REQUIREMENT =
Identify, in the records below, every line where the string "автономным" appears, and copy each such line.
>>
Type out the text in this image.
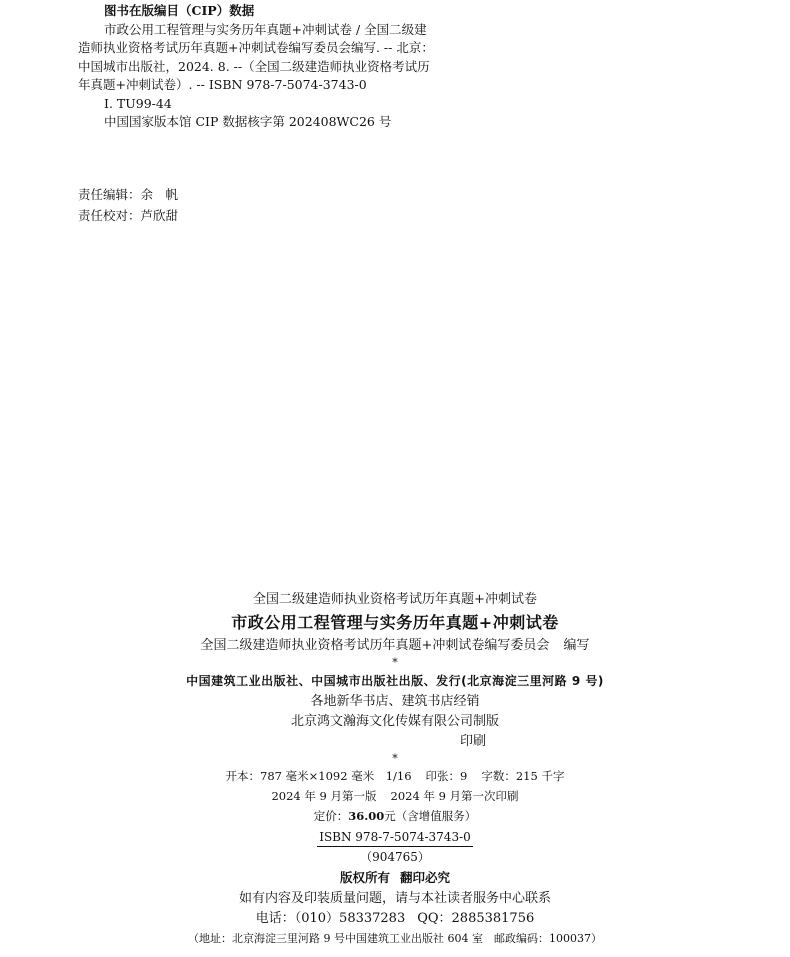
图书在版编目（CIP）数据

市政公用工程管理与实务历年真题+冲刺试卷 / 全国二级建造师执业资格考试历年真题+冲刺试卷编写委员会编写. -- 北京：中国城市出版社，2024. 8. --（全国二级建造师执业资格考试历年真题+冲刺试卷）. -- ISBN 978-7-5074-3743-0

Ⅰ. TU99-44
中国国家版本馆 CIP 数据核字第 202408WC26 号
责任编辑：余　帆
责任校对：芦欣甜
全国二级建造师执业资格考试历年真题+冲刺试卷
市政公用工程管理与实务历年真题+冲刺试卷
全国二级建造师执业资格考试历年真题+冲刺试卷编写委员会 编写
*
中国建筑工业出版社、中国城市出版社出版、发行(北京海淀三里河路 9 号)
各地新华书店、建筑书店经销
北京鸿文瀚海文化传媒有限公司制版
印刷
*
开本：787 毫米×1092 毫米　1/16 印张：9 字数：215 千字
2024 年 9 月第一版 2024 年 9 月第一次印刷
定价：36.00元（含增值服务）
ISBN 978-7-5074-3743-0
（904765）
版权所有 翻印必究
如有内容及印装质量问题，请与本社读者服务中心联系
电话：（010）58337283 QQ：2885381756
（地址：北京海淀三里河路 9 号中国建筑工业出版社 604 室　邮政编码：100037）
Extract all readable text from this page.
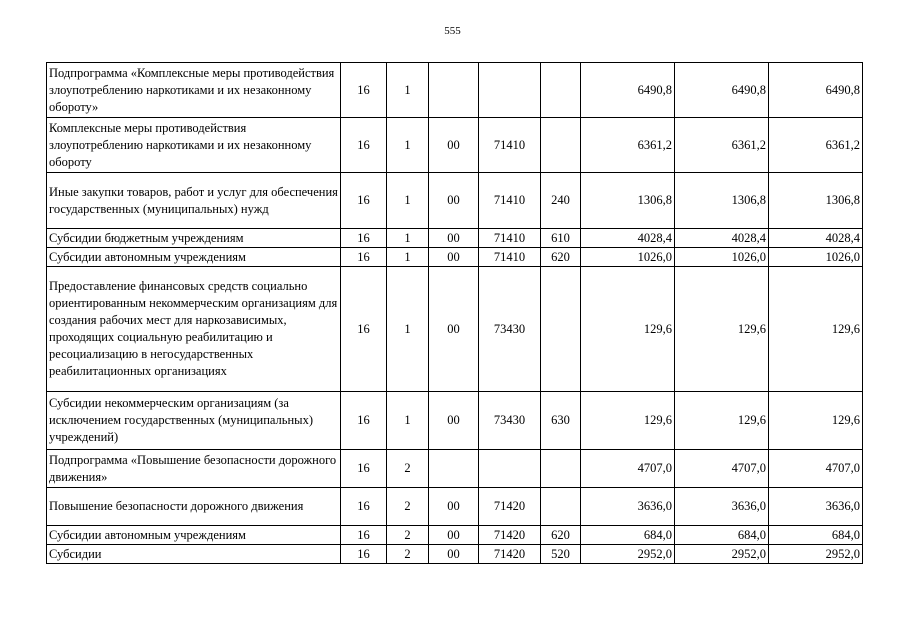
555
Подпрограмма «Комплексные меры противодействия злоупотреблению наркотиками и их незаконному обороту»	16	1				6490,8	6490,8	6490,8
Комплексные меры противодействия злоупотреблению наркотиками и их незаконному обороту	16	1	00	71410		6361,2	6361,2	6361,2
Иные закупки товаров, работ и услуг для обеспечения государственных (муниципальных) нужд	16	1	00	71410	240	1306,8	1306,8	1306,8
Субсидии бюджетным учреждениям	16	1	00	71410	610	4028,4	4028,4	4028,4
Субсидии автономным учреждениям	16	1	00	71410	620	1026,0	1026,0	1026,0
Предоставление финансовых средств социально ориентированным некоммерческим организациям для создания рабочих мест для наркозависимых, проходящих социальную реабилитацию и ресоциализацию в негосударственных реабилитационных организациях	16	1	00	73430		129,6	129,6	129,6
Субсидии некоммерческим организациям (за исключением государственных (муниципальных) учреждений)	16	1	00	73430	630	129,6	129,6	129,6
Подпрограмма «Повышение безопасности дорожного движения»	16	2				4707,0	4707,0	4707,0
Повышение безопасности дорожного движения	16	2	00	71420		3636,0	3636,0	3636,0
Субсидии автономным учреждениям	16	2	00	71420	620	684,0	684,0	684,0
Субсидии	16	2	00	71420	520	2952,0	2952,0	2952,0
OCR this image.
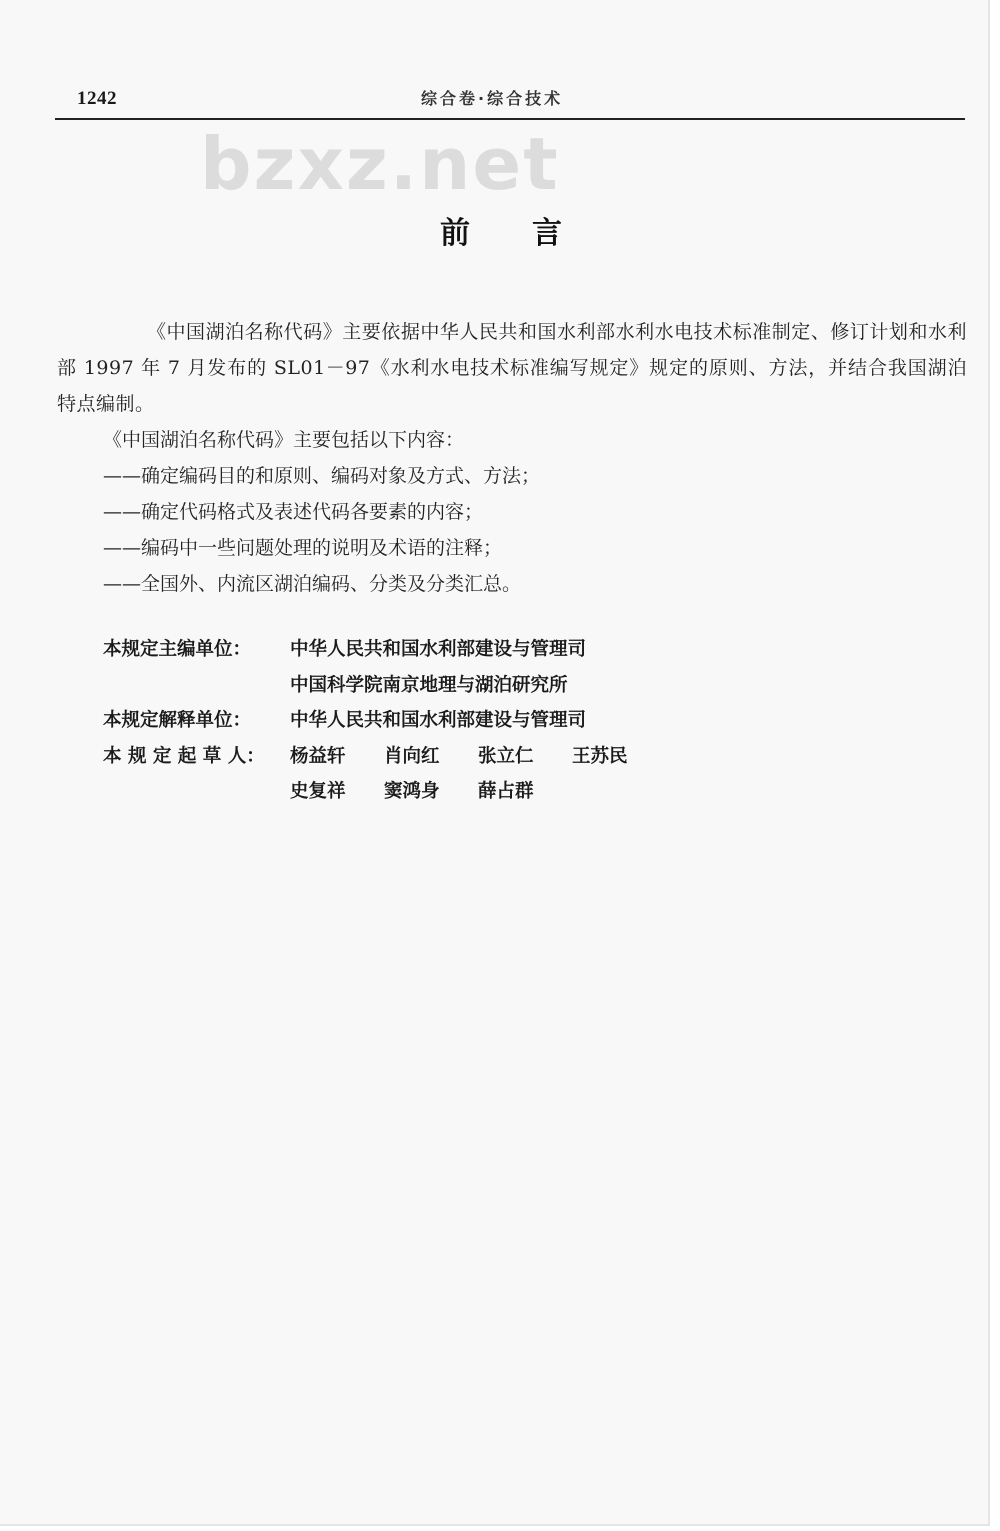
1242	综合卷·综合技术
bzxz.net
前言

《中国湖泊名称代码》主要依据中华人民共和国水利部水利水电技术标准制定、修订计划和水利部 1997 年 7 月发布的 SL01－97《水利水电技术标准编写规定》规定的原则、方法，并结合我国湖泊特点编制。

《中国湖泊名称代码》主要包括以下内容：

——确定编码目的和原则、编码对象及方式、方法；

——确定代码格式及表述代码各要素的内容；

——编码中一些问题处理的说明及术语的注释；

——全国外、内流区湖泊编码、分类及分类汇总。

本规定主编单位：	中华人民共和国水利部建设与管理司
中国科学院南京地理与湖泊研究所
本规定解释单位：	中华人民共和国水利部建设与管理司
本 规 定 起 草 人：	杨益轩	肖向红	张立仁	王苏民
史复祥	窦鸿身	薛占群
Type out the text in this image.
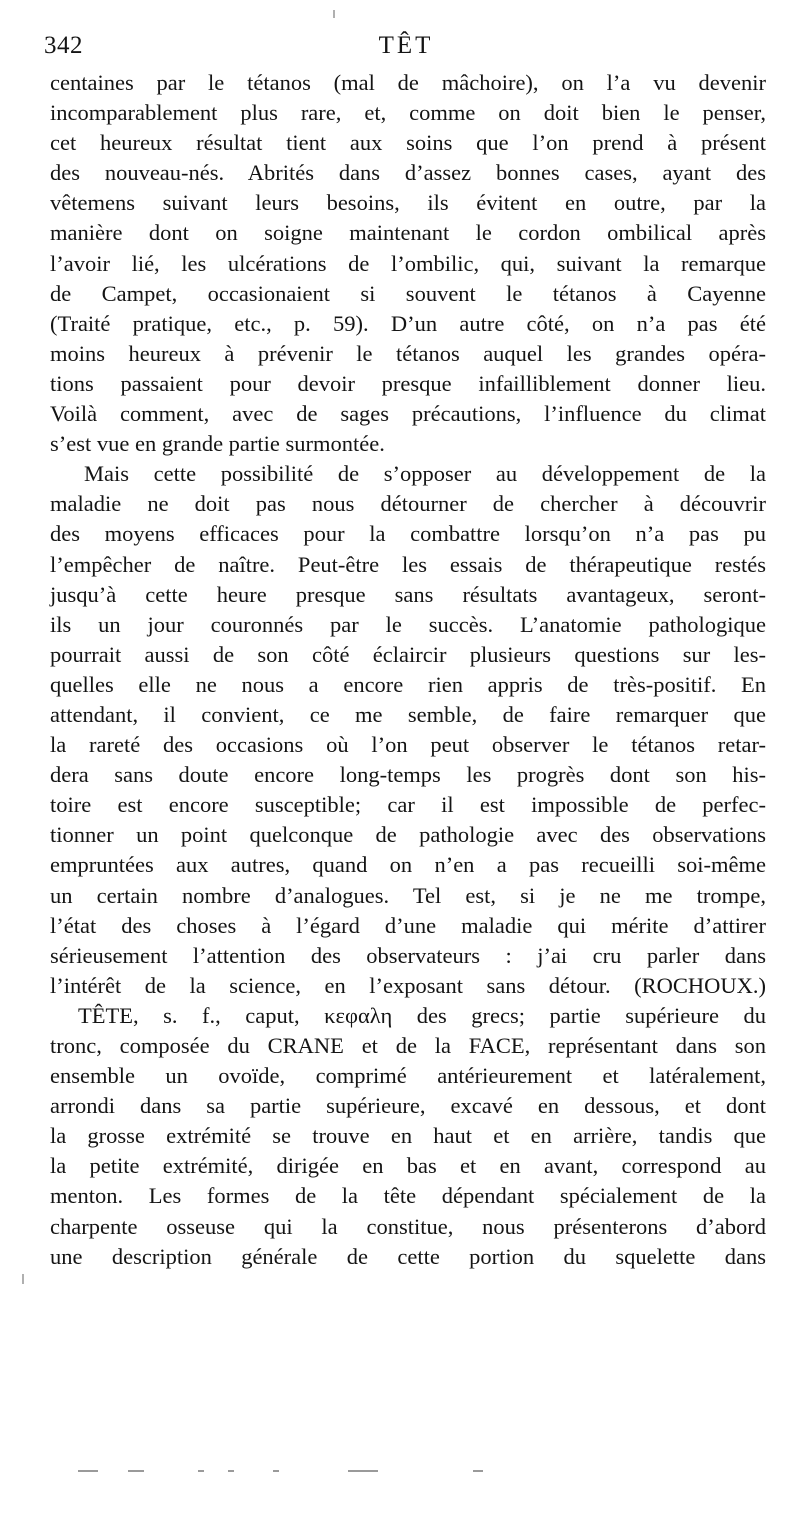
342	TÊT
centaines par le tétanos (mal de mâchoire), on l’a vu devenir
incomparablement plus rare, et, comme on doit bien le penser,
cet heureux résultat tient aux soins que l’on prend à présent
des nouveau-nés. Abrités dans d’assez bonnes cases, ayant des
vêtemens suivant leurs besoins, ils évitent en outre, par la
manière dont on soigne maintenant le cordon ombilical après
l’avoir lié, les ulcérations de l’ombilic, qui, suivant la remarque
de Campet, occasionaient si souvent le tétanos à Cayenne
(Traité pratique, etc., p. 59). D’un autre côté, on n’a pas été
moins heureux à prévenir le tétanos auquel les grandes opéra-
tions passaient pour devoir presque infailliblement donner lieu.
Voilà comment, avec de sages précautions, l’influence du climat
s’est vue en grande partie surmontée.
Mais cette possibilité de s’opposer au développement de la
maladie ne doit pas nous détourner de chercher à découvrir
des moyens efficaces pour la combattre lorsqu’on n’a pas pu
l’empêcher de naître. Peut-être les essais de thérapeutique restés
jusqu’à cette heure presque sans résultats avantageux, seront-
ils un jour couronnés par le succès. L’anatomie pathologique
pourrait aussi de son côté éclaircir plusieurs questions sur les-
quelles elle ne nous a encore rien appris de très-positif. En
attendant, il convient, ce me semble, de faire remarquer que
la rareté des occasions où l’on peut observer le tétanos retar-
dera sans doute encore long-temps les progrès dont son his-
toire est encore susceptible; car il est impossible de perfec-
tionner un point quelconque de pathologie avec des observations
empruntées aux autres, quand on n’en a pas recueilli soi-même
un certain nombre d’analogues. Tel est, si je ne me trompe,
l’état des choses à l’égard d’une maladie qui mérite d’attirer
sérieusement l’attention des observateurs : j’ai cru parler dans
l’intérêt de la science, en l’exposant sans détour. (ROCHOUX.)
TÊTE, s. f., caput, κεφαλη des grecs; partie supérieure du
tronc, composée du CRANE et de la FACE, représentant dans son
ensemble un ovoïde, comprimé antérieurement et latéralement,
arrondi dans sa partie supérieure, excavé en dessous, et dont
la grosse extrémité se trouve en haut et en arrière, tandis que
la petite extrémité, dirigée en bas et en avant, correspond au
menton. Les formes de la tête dépendant spécialement de la
charpente osseuse qui la constitue, nous présenterons d’abord
une description générale de cette portion du squelette dans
<<
RESULT OF THE EXERCISE =
Субсидии автономным учреждениям	16	1	00	71410	620	1026,0	1026,0	1026,0
Субсидии автономным учреждениям	16	2	00	71420	620	684,0	684,0	684,0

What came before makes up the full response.